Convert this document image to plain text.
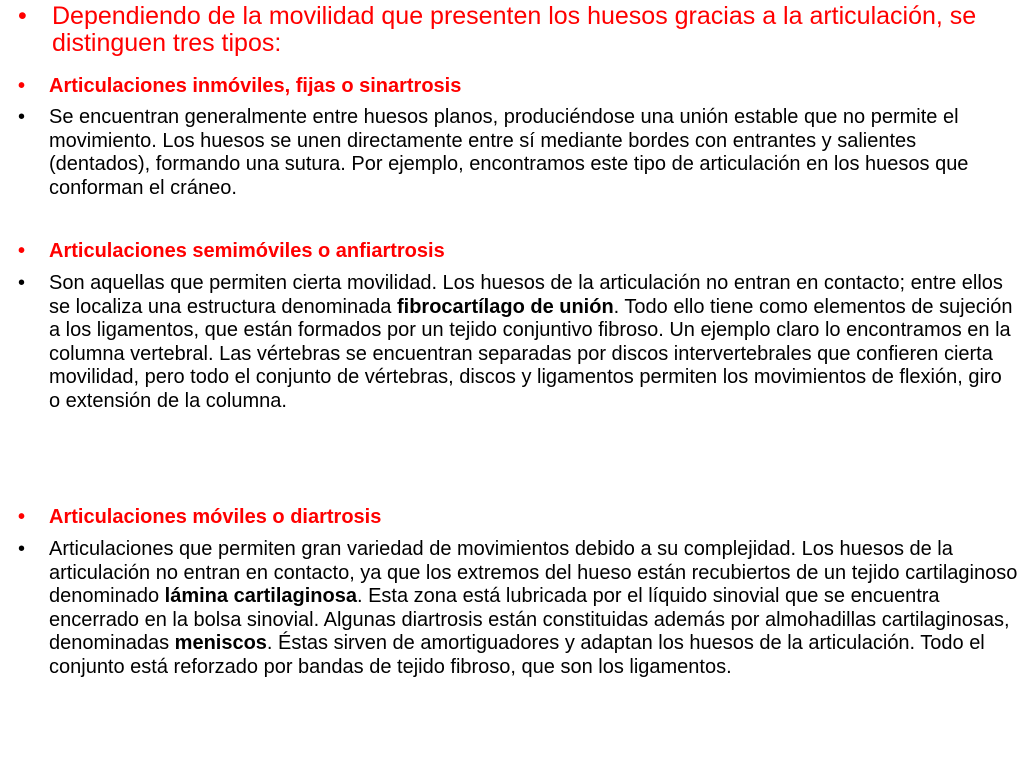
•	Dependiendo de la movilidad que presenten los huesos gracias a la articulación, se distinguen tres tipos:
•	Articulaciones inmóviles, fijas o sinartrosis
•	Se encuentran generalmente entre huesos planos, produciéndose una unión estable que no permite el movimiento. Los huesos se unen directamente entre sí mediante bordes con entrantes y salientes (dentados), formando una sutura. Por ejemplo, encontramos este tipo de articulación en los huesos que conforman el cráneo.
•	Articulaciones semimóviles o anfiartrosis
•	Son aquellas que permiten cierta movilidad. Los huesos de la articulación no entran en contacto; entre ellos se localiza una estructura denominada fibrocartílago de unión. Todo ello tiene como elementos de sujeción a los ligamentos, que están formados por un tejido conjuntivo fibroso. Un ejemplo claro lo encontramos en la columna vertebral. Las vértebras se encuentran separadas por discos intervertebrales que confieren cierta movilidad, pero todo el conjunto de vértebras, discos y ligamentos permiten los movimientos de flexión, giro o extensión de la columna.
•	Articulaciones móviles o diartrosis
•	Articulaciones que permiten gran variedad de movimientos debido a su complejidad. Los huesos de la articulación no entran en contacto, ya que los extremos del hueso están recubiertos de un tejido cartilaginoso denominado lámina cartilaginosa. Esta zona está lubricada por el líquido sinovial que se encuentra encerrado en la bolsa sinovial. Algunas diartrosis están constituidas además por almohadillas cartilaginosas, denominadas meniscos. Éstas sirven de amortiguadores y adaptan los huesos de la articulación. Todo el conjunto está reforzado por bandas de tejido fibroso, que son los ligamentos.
...
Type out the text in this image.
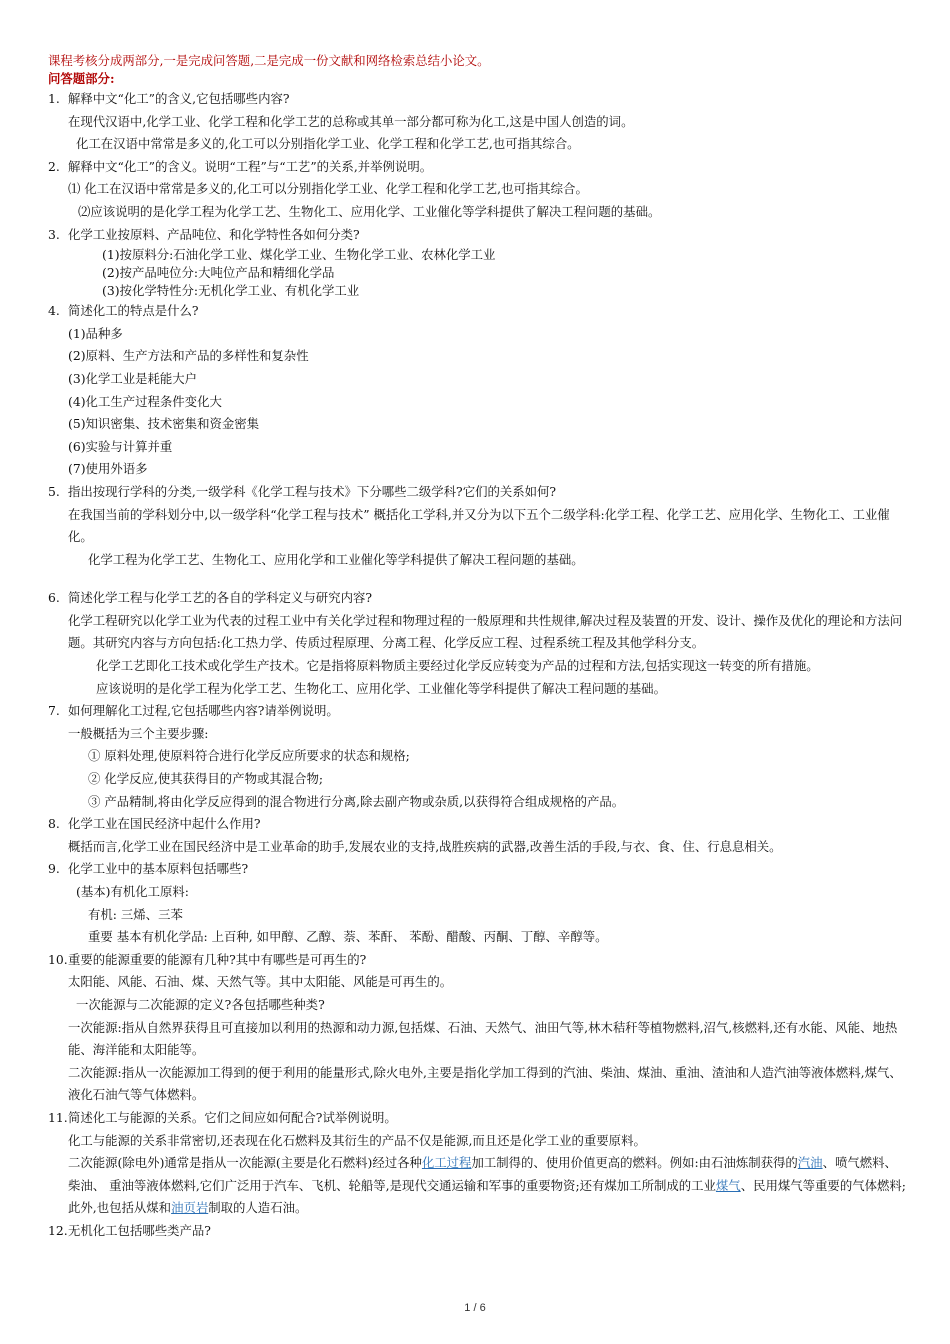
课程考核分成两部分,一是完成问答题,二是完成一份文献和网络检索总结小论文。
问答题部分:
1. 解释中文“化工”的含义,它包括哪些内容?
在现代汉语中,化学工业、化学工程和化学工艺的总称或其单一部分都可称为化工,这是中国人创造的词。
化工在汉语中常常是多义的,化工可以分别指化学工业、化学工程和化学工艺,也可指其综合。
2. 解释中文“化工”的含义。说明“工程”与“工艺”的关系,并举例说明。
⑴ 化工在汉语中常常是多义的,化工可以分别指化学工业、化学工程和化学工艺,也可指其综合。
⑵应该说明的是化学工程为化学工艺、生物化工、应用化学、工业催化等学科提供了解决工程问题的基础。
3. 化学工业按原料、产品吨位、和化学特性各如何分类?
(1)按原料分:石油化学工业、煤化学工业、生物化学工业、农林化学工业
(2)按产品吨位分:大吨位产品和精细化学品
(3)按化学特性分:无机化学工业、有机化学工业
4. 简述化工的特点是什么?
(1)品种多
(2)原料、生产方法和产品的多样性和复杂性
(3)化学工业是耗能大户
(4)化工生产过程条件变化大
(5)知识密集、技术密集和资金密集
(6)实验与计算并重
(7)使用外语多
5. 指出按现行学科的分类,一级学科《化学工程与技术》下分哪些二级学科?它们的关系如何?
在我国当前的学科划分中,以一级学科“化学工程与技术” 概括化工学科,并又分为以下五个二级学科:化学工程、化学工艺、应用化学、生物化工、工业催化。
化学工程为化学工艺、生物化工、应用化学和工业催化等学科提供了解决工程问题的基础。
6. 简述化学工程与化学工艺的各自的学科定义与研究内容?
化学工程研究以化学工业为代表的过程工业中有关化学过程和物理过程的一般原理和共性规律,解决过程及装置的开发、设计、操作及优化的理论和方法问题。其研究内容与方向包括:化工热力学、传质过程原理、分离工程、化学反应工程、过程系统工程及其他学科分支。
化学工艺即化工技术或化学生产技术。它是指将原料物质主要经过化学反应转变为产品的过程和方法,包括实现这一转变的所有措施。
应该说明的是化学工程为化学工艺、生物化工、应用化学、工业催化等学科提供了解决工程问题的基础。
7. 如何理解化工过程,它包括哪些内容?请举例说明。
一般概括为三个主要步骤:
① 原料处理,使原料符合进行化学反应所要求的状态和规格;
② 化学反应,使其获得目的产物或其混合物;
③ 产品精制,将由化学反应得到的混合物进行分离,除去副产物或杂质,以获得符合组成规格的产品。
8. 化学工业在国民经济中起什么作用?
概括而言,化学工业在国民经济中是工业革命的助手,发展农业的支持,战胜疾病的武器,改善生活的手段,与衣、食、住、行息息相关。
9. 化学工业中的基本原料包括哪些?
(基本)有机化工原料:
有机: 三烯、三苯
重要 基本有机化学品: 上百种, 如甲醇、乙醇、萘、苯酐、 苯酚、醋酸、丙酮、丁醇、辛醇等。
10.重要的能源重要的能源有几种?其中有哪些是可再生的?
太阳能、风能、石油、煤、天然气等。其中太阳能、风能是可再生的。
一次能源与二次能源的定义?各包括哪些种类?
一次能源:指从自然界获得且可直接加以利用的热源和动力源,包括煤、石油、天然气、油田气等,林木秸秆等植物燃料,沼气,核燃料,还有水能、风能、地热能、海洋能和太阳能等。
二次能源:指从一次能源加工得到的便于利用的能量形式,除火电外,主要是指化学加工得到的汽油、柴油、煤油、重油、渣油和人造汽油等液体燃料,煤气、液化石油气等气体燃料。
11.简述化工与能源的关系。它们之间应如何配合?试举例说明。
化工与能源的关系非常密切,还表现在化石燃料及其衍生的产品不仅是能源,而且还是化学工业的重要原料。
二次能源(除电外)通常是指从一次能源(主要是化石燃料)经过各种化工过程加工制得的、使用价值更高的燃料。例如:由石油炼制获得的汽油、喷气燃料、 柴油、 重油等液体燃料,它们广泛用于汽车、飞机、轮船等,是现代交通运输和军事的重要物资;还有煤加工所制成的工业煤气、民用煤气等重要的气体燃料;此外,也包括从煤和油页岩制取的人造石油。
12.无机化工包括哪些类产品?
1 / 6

SET TASK:
Select and copy every line from the records that includes the word "化学工程与技术".

SOLVED PROBLEM:
5. 指出按现行学科的分类,一级学科《化学工程与技术》下分哪些二级学科?它们的关系如何?
在我国当前的学科划分中,以一级学科“化学工程与技术” 概括化工学科,并又分为以下五个二级学科:化学工程、化学工艺、应用化学、生物化工、工业催化。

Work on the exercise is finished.